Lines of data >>
^^^^
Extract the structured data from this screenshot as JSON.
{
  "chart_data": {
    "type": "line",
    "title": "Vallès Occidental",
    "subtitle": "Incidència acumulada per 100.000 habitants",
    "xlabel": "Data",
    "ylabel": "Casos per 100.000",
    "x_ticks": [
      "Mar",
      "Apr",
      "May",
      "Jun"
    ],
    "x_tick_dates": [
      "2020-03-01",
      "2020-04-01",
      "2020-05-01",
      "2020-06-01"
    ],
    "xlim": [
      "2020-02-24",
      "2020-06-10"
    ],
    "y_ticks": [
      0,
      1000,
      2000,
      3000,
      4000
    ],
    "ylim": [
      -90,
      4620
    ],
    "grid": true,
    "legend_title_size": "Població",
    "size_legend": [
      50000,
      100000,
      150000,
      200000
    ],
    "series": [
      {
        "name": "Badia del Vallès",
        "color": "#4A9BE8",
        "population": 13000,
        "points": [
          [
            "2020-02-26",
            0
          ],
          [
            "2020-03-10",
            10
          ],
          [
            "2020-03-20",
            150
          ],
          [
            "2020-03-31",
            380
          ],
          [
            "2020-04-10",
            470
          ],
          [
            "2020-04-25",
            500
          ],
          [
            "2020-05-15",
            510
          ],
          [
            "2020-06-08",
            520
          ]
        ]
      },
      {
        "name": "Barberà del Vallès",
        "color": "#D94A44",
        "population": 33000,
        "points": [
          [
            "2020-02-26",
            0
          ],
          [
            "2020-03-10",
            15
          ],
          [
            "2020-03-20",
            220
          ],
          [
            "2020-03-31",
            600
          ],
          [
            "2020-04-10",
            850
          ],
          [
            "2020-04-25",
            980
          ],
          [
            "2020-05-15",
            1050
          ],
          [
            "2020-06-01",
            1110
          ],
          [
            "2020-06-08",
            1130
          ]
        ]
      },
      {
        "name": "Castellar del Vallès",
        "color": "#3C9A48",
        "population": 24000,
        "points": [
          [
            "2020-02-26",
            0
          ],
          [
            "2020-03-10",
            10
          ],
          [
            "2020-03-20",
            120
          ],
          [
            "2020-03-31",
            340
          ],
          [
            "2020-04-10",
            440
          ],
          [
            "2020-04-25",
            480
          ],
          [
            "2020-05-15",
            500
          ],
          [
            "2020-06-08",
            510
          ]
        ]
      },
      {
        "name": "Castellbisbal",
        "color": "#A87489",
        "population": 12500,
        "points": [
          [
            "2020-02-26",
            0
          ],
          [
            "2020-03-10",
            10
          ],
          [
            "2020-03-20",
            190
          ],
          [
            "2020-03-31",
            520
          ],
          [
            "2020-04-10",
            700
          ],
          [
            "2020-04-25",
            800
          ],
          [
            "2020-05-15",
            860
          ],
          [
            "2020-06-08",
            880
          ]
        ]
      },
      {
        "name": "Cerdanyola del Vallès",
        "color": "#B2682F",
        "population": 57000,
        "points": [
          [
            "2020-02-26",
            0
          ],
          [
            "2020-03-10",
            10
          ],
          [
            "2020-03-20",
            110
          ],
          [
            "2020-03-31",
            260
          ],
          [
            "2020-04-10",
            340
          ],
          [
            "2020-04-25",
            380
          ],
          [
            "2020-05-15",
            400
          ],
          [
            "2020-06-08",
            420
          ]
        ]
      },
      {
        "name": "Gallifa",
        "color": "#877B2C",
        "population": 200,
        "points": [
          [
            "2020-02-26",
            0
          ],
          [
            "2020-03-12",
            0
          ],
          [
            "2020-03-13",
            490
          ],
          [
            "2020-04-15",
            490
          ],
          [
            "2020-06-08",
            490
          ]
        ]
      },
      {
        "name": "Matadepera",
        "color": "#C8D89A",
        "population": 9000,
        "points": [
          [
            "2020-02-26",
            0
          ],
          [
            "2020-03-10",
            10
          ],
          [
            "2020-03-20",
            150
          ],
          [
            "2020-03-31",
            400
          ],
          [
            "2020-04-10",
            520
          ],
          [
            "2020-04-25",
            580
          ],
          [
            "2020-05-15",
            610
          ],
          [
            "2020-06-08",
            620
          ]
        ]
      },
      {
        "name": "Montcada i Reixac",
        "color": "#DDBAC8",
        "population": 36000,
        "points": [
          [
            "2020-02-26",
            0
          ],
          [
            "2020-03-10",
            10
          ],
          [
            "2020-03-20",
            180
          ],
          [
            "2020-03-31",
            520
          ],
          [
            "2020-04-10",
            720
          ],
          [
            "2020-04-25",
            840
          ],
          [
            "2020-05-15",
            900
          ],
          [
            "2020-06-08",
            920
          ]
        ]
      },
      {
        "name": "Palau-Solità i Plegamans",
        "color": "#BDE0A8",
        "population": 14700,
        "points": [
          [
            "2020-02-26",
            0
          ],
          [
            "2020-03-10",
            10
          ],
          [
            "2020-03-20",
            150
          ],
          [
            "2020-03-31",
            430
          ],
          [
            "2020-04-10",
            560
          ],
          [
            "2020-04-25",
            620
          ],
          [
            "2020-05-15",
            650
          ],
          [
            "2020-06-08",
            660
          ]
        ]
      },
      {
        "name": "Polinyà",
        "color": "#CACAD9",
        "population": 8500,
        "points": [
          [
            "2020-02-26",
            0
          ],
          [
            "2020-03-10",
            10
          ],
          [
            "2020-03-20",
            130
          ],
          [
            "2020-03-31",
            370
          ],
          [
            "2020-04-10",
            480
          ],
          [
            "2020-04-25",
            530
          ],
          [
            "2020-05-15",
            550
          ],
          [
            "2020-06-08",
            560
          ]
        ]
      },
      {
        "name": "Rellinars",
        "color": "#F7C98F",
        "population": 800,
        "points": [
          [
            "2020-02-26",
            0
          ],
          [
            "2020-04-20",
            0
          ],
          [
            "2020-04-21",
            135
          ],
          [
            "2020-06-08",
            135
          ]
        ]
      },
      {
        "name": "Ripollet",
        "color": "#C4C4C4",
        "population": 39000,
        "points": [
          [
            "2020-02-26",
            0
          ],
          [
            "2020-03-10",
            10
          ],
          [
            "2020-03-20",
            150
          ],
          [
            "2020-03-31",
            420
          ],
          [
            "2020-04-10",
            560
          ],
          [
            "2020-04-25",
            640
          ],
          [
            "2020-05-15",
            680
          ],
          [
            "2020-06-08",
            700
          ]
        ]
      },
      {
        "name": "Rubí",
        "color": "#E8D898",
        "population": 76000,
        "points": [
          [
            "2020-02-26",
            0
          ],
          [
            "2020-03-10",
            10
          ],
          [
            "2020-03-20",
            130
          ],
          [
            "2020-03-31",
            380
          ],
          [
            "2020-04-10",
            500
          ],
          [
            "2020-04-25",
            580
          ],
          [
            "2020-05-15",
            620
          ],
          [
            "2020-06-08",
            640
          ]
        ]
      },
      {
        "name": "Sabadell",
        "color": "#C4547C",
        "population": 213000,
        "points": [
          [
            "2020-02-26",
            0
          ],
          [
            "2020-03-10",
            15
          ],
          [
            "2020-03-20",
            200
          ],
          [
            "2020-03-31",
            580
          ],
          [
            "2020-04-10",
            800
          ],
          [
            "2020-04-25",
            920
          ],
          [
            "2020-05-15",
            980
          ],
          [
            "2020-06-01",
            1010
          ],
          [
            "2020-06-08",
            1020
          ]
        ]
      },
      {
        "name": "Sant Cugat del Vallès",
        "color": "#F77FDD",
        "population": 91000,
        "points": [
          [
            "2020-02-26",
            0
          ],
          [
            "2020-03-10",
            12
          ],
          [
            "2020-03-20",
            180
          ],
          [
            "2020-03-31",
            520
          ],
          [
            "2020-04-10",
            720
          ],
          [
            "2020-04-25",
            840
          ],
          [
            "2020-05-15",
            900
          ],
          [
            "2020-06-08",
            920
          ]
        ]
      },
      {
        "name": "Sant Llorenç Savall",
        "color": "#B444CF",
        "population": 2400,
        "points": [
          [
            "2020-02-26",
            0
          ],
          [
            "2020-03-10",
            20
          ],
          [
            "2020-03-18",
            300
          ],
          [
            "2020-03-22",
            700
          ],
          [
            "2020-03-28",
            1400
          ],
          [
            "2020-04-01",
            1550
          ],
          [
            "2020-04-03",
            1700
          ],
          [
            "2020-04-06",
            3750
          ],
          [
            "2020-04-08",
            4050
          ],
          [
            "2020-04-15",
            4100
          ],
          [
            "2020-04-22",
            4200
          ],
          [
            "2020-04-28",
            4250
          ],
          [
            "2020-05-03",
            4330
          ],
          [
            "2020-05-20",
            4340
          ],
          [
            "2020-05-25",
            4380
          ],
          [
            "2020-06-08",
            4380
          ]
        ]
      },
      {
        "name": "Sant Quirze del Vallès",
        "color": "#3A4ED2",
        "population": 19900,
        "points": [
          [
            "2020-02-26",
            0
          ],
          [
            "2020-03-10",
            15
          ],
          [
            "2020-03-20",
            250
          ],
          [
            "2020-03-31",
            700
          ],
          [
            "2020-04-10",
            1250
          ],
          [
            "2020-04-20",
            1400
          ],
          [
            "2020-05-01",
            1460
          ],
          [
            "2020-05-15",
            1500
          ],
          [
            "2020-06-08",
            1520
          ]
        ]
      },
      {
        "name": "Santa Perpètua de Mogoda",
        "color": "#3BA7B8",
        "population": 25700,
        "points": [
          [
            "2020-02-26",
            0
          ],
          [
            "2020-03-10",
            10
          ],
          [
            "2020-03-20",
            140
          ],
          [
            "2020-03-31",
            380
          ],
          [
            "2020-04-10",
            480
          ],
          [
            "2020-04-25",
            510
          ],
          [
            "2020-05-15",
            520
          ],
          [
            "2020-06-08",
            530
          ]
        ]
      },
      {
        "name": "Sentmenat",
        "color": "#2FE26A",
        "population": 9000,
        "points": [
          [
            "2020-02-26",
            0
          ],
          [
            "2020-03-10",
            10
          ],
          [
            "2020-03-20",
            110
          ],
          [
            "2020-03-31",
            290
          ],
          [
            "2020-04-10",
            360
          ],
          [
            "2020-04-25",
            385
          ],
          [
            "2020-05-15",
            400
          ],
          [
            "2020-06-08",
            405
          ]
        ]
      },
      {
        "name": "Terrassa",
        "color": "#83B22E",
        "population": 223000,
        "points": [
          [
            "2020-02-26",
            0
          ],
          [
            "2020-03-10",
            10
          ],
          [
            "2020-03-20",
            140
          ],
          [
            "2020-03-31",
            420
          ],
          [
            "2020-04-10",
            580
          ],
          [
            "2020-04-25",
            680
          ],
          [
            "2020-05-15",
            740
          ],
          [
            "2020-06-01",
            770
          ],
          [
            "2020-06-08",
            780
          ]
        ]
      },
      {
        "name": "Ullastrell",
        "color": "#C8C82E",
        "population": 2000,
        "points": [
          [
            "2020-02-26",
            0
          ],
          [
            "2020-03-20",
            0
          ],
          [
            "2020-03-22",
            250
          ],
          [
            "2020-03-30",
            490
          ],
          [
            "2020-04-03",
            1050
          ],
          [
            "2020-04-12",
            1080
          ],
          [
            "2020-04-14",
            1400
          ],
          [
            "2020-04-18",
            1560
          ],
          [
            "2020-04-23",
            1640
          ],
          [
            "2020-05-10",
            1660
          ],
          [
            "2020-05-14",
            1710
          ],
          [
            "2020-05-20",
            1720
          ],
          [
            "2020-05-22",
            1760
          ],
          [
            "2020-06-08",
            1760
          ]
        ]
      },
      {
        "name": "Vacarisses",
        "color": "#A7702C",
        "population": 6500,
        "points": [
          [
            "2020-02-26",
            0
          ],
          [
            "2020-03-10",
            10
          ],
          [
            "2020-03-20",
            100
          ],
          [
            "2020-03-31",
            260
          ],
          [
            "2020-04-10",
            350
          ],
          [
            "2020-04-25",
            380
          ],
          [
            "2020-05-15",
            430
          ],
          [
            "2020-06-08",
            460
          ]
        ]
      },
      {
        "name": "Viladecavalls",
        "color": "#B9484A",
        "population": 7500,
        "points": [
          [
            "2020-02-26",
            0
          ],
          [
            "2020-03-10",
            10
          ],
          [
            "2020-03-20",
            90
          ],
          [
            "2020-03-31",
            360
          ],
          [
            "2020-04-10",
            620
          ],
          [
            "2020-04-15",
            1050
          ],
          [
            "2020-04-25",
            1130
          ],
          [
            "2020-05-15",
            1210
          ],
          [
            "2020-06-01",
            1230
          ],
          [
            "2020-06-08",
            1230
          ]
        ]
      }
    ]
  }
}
^^^^
Work out how many lines above have the string "Vallès" in them, and give only the number.

RESPONSE TO THIS EXERCISE >>
7